(Figure content listings)
· · · · · · ·

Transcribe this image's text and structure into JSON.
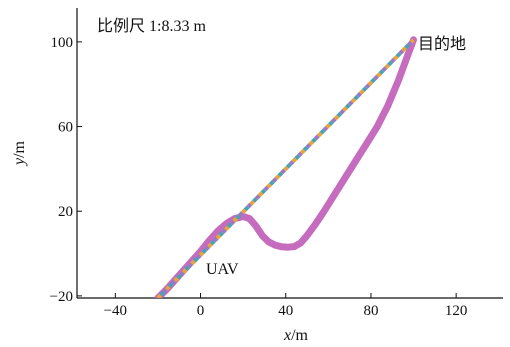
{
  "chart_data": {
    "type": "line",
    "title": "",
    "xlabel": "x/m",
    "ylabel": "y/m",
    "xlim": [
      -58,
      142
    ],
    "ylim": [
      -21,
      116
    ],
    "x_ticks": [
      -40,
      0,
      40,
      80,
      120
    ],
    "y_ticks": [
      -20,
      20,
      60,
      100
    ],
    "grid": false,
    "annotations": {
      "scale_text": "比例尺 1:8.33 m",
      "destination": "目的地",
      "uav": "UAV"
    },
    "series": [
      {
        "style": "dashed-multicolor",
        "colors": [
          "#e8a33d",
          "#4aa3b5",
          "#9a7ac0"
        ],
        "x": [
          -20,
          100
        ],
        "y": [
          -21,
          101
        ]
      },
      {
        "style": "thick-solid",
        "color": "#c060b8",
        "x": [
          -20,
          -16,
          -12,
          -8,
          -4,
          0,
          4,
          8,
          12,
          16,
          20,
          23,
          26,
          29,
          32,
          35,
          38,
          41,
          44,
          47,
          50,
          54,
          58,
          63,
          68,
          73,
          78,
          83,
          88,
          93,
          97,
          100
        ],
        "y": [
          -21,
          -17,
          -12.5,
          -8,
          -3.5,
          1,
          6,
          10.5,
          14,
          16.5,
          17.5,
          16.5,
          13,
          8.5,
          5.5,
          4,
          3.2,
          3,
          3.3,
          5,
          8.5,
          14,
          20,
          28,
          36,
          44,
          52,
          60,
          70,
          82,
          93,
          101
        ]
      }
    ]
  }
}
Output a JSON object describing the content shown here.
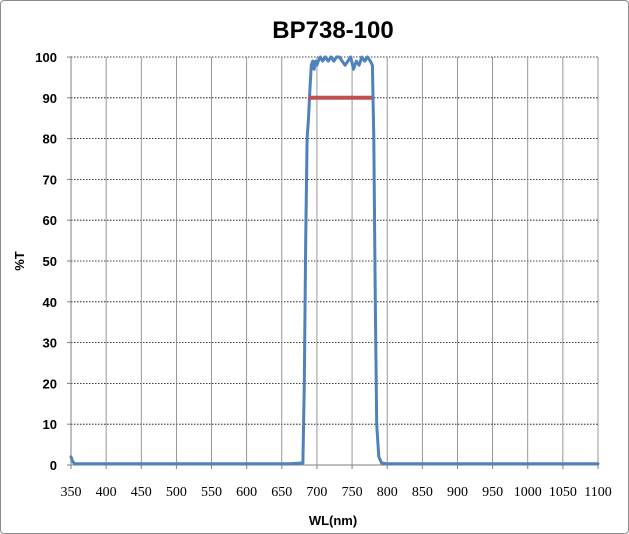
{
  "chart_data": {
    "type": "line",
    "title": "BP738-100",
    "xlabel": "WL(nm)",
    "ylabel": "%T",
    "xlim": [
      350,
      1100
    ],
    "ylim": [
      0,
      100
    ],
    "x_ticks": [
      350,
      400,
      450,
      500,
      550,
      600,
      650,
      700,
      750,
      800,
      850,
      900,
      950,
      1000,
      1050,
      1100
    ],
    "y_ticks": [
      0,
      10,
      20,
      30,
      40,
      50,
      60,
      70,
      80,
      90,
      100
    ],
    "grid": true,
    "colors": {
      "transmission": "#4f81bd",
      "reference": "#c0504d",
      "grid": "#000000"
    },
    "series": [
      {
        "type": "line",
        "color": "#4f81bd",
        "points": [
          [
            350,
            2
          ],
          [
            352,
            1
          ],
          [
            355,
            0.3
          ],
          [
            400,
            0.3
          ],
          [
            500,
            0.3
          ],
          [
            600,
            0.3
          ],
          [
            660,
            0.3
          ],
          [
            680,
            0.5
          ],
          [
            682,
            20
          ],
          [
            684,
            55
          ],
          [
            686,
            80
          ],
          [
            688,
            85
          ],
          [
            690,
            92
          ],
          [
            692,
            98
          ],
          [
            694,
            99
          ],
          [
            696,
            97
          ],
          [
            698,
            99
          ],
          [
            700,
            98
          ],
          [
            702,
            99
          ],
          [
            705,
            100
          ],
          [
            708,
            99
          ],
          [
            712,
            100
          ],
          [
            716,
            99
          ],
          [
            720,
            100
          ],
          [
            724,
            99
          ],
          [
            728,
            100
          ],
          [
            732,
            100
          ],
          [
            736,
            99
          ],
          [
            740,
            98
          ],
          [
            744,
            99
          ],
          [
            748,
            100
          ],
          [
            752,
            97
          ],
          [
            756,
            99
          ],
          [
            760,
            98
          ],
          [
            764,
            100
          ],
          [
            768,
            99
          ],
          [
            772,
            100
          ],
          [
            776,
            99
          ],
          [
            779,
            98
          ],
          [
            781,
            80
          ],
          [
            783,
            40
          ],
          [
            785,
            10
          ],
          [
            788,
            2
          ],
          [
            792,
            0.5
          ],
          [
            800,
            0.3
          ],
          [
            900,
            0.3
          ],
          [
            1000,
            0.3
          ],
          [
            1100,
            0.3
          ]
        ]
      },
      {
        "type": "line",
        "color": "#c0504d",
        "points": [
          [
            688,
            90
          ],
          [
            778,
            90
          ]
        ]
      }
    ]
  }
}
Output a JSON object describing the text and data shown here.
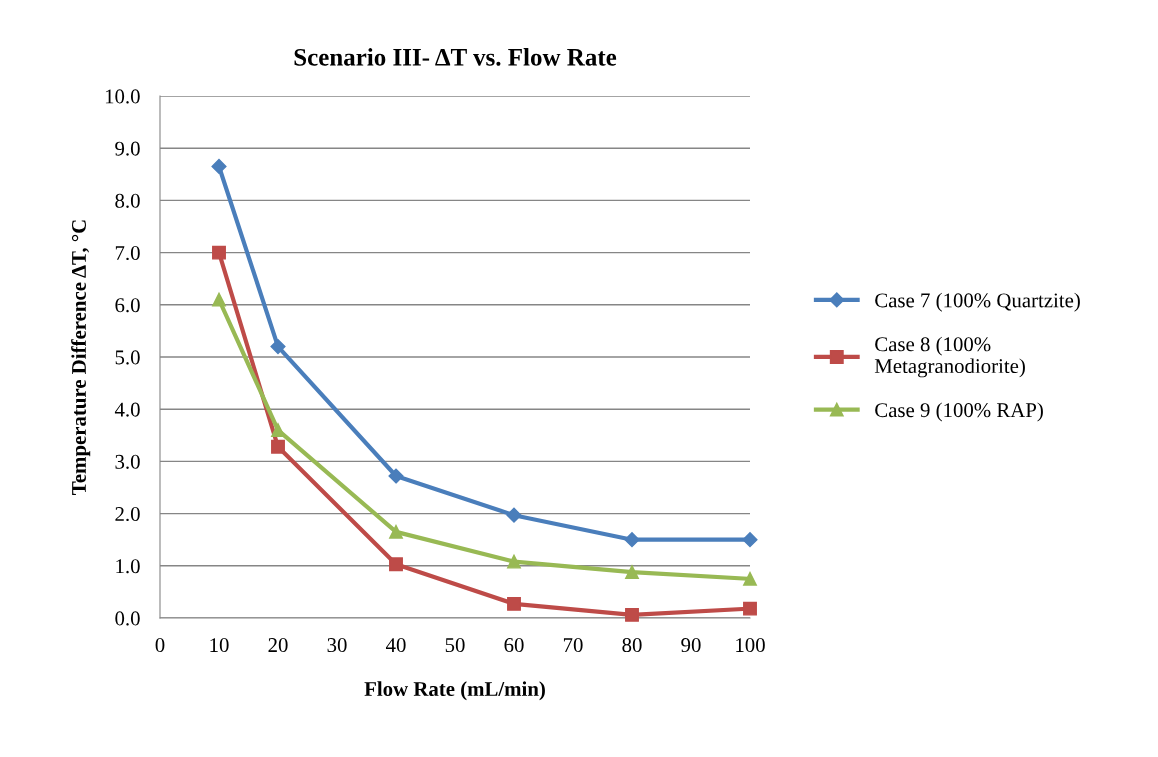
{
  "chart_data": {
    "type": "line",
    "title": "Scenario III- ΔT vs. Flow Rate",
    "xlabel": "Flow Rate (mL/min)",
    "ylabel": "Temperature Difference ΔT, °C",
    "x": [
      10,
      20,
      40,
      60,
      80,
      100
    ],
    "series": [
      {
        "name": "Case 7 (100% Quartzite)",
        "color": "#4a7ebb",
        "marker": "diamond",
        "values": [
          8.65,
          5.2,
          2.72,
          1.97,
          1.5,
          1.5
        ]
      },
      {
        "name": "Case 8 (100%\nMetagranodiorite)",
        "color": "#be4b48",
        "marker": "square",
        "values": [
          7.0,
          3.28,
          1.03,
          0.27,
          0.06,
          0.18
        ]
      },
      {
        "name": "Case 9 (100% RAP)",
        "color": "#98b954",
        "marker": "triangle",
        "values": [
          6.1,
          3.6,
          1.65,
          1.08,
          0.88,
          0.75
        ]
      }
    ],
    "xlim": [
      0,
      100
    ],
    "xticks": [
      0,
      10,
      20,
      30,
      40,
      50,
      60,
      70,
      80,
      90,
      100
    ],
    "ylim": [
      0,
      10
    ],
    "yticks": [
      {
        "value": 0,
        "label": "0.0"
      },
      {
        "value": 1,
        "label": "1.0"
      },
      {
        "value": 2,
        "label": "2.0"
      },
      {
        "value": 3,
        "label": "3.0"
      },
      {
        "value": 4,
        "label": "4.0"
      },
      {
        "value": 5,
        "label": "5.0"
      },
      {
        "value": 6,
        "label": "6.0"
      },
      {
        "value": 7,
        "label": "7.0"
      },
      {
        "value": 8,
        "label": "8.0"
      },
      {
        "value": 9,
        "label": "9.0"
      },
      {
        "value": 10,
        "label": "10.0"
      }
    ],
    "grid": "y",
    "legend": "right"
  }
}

· · · · · · ·

REQUIRED TASK - Pictures excluded, quote all the data above exactly.

FINAL RESULT -
Transcribe this image's text and structure into JSON.
{
  "chart_data": {
    "type": "line",
    "title": "",
    "xlabel": "x/m",
    "ylabel": "y/m",
    "xlim": [
      -58,
      142
    ],
    "ylim": [
      -21,
      116
    ],
    "x_ticks": [
      -40,
      0,
      40,
      80,
      120
    ],
    "y_ticks": [
      -20,
      20,
      60,
      100
    ],
    "grid": false,
    "annotations": {
      "scale_text": "比例尺 1:8.33 m",
      "destination": "目的地",
      "uav": "UAV"
    },
    "series": [
      {
        "style": "dashed-multicolor",
        "colors": [
          "#e8a33d",
          "#4aa3b5",
          "#9a7ac0"
        ],
        "x": [
          -20,
          100
        ],
        "y": [
          -21,
          101
        ]
      },
      {
        "style": "thick-solid",
        "color": "#c060b8",
        "x": [
          -20,
          -16,
          -12,
          -8,
          -4,
          0,
          4,
          8,
          12,
          16,
          20,
          23,
          26,
          29,
          32,
          35,
          38,
          41,
          44,
          47,
          50,
          54,
          58,
          63,
          68,
          73,
          78,
          83,
          88,
          93,
          97,
          100
        ],
        "y": [
          -21,
          -17,
          -12.5,
          -8,
          -3.5,
          1,
          6,
          10.5,
          14,
          16.5,
          17.5,
          16.5,
          13,
          8.5,
          5.5,
          4,
          3.2,
          3,
          3.3,
          5,
          8.5,
          14,
          20,
          28,
          36,
          44,
          52,
          60,
          70,
          82,
          93,
          101
        ]
      }
    ]
  }
}
Output a JSON object describing the content shown here.
{
  "chart_data": {
    "type": "line",
    "title": "BP738-100",
    "xlabel": "WL(nm)",
    "ylabel": "%T",
    "xlim": [
      350,
      1100
    ],
    "ylim": [
      0,
      100
    ],
    "x_ticks": [
      350,
      400,
      450,
      500,
      550,
      600,
      650,
      700,
      750,
      800,
      850,
      900,
      950,
      1000,
      1050,
      1100
    ],
    "y_ticks": [
      0,
      10,
      20,
      30,
      40,
      50,
      60,
      70,
      80,
      90,
      100
    ],
    "grid": true,
    "colors": {
      "transmission": "#4f81bd",
      "reference": "#c0504d",
      "grid": "#000000"
    },
    "series": [
      {
        "type": "line",
        "color": "#4f81bd",
        "points": [
          [
            350,
            2
          ],
          [
            352,
            1
          ],
          [
            355,
            0.3
          ],
          [
            400,
            0.3
          ],
          [
            500,
            0.3
          ],
          [
            600,
            0.3
          ],
          [
            660,
            0.3
          ],
          [
            680,
            0.5
          ],
          [
            682,
            20
          ],
          [
            684,
            55
          ],
          [
            686,
            80
          ],
          [
            688,
            85
          ],
          [
            690,
            92
          ],
          [
            692,
            98
          ],
          [
            694,
            99
          ],
          [
            696,
            97
          ],
          [
            698,
            99
          ],
          [
            700,
            98
          ],
          [
            702,
            99
          ],
          [
            705,
            100
          ],
          [
            708,
            99
          ],
          [
            712,
            100
          ],
          [
            716,
            99
          ],
          [
            720,
            100
          ],
          [
            724,
            99
          ],
          [
            728,
            100
          ],
          [
            732,
            100
          ],
          [
            736,
            99
          ],
          [
            740,
            98
          ],
          [
            744,
            99
          ],
          [
            748,
            100
          ],
          [
            752,
            97
          ],
          [
            756,
            99
          ],
          [
            760,
            98
          ],
          [
            764,
            100
          ],
          [
            768,
            99
          ],
          [
            772,
            100
          ],
          [
            776,
            99
          ],
          [
            779,
            98
          ],
          [
            781,
            80
          ],
          [
            783,
            40
          ],
          [
            785,
            10
          ],
          [
            788,
            2
          ],
          [
            792,
            0.5
          ],
          [
            800,
            0.3
          ],
          [
            900,
            0.3
          ],
          [
            1000,
            0.3
          ],
          [
            1100,
            0.3
          ]
        ]
      },
      {
        "type": "line",
        "color": "#c0504d",
        "points": [
          [
            688,
            90
          ],
          [
            778,
            90
          ]
        ]
      }
    ]
  }
}
Output a JSON object describing the text and data shown here.
{
  "chart_data": {
    "type": "line",
    "title": "Scenario III- ΔT vs. Flow Rate",
    "xlabel": "Flow Rate (mL/min)",
    "ylabel": "Temperature Difference ΔT, °C",
    "x": [
      10,
      20,
      40,
      60,
      80,
      100
    ],
    "series": [
      {
        "name": "Case 7 (100% Quartzite)",
        "color": "#4a7ebb",
        "marker": "diamond",
        "values": [
          8.65,
          5.2,
          2.72,
          1.97,
          1.5,
          1.5
        ]
      },
      {
        "name": "Case 8 (100%\nMetagranodiorite)",
        "color": "#be4b48",
        "marker": "square",
        "values": [
          7.0,
          3.28,
          1.03,
          0.27,
          0.06,
          0.18
        ]
      },
      {
        "name": "Case 9 (100% RAP)",
        "color": "#98b954",
        "marker": "triangle",
        "values": [
          6.1,
          3.6,
          1.65,
          1.08,
          0.88,
          0.75
        ]
      }
    ],
    "xlim": [
      0,
      100
    ],
    "xticks": [
      0,
      10,
      20,
      30,
      40,
      50,
      60,
      70,
      80,
      90,
      100
    ],
    "ylim": [
      0,
      10
    ],
    "yticks": [
      {
        "value": 0,
        "label": "0.0"
      },
      {
        "value": 1,
        "label": "1.0"
      },
      {
        "value": 2,
        "label": "2.0"
      },
      {
        "value": 3,
        "label": "3.0"
      },
      {
        "value": 4,
        "label": "4.0"
      },
      {
        "value": 5,
        "label": "5.0"
      },
      {
        "value": 6,
        "label": "6.0"
      },
      {
        "value": 7,
        "label": "7.0"
      },
      {
        "value": 8,
        "label": "8.0"
      },
      {
        "value": 9,
        "label": "9.0"
      },
      {
        "value": 10,
        "label": "10.0"
      }
    ],
    "grid": "y",
    "legend": "right"
  }
}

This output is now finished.